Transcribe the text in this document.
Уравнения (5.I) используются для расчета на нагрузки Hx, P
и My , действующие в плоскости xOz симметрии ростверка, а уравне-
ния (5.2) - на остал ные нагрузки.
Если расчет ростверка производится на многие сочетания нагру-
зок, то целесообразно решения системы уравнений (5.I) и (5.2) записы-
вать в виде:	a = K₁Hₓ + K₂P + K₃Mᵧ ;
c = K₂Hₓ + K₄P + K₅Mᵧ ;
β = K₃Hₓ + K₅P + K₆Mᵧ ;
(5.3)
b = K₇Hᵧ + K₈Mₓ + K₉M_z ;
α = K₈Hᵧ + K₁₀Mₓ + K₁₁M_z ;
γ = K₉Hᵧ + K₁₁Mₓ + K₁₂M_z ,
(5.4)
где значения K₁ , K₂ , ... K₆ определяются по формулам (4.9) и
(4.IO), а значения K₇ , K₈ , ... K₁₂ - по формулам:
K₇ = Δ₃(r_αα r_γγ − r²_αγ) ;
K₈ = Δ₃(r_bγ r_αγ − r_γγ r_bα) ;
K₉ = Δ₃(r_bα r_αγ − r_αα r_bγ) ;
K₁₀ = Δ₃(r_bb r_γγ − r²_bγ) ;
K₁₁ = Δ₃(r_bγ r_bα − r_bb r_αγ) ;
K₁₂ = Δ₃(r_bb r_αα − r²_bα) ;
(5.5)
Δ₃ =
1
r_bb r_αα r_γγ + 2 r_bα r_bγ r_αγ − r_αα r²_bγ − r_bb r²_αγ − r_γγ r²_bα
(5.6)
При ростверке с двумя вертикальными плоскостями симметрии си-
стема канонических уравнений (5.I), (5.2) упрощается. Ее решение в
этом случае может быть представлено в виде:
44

·····

TASK →
Output all of the material exactly as written.

WRITTEN RESPONSE →
Transcribe the text in this document.
Уравнения (5.I) используются для расчета на нагрузки Hx, P
и My , действующие в плоскости xOz симметрии ростверка, а уравне-
ния (5.2) - на остал ные нагрузки.
Если расчет ростверка производится на многие сочетания нагру-
зок, то целесообразно решения системы уравнений (5.I) и (5.2) записы-
вать в виде:	a = K₁Hₓ + K₂P + K₃Mᵧ ;
c = K₂Hₓ + K₄P + K₅Mᵧ ;
β = K₃Hₓ + K₅P + K₆Mᵧ ;
(5.3)
b = K₇Hᵧ + K₈Mₓ + K₉M_z ;
α = K₈Hᵧ + K₁₀Mₓ + K₁₁M_z ;
γ = K₉Hᵧ + K₁₁Mₓ + K₁₂M_z ,
(5.4)
где значения K₁ , K₂ , ... K₆ определяются по формулам (4.9) и
(4.IO), а значения K₇ , K₈ , ... K₁₂ - по формулам:
K₇ = Δ₃(r_αα r_γγ − r²_αγ) ;
K₈ = Δ₃(r_bγ r_αγ − r_γγ r_bα) ;
K₉ = Δ₃(r_bα r_αγ − r_αα r_bγ) ;
K₁₀ = Δ₃(r_bb r_γγ − r²_bγ) ;
K₁₁ = Δ₃(r_bγ r_bα − r_bb r_αγ) ;
K₁₂ = Δ₃(r_bb r_αα − r²_bα) ;
(5.5)
Δ₃ =
1
r_bb r_αα r_γγ + 2 r_bα r_bγ r_αγ − r_αα r²_bγ − r_bb r²_αγ − r_γγ r²_bα
(5.6)
При ростверке с двумя вертикальными плоскостями симметрии си-
стема канонических уравнений (5.I), (5.2) упрощается. Ее решение в
этом случае может быть представлено в виде:
44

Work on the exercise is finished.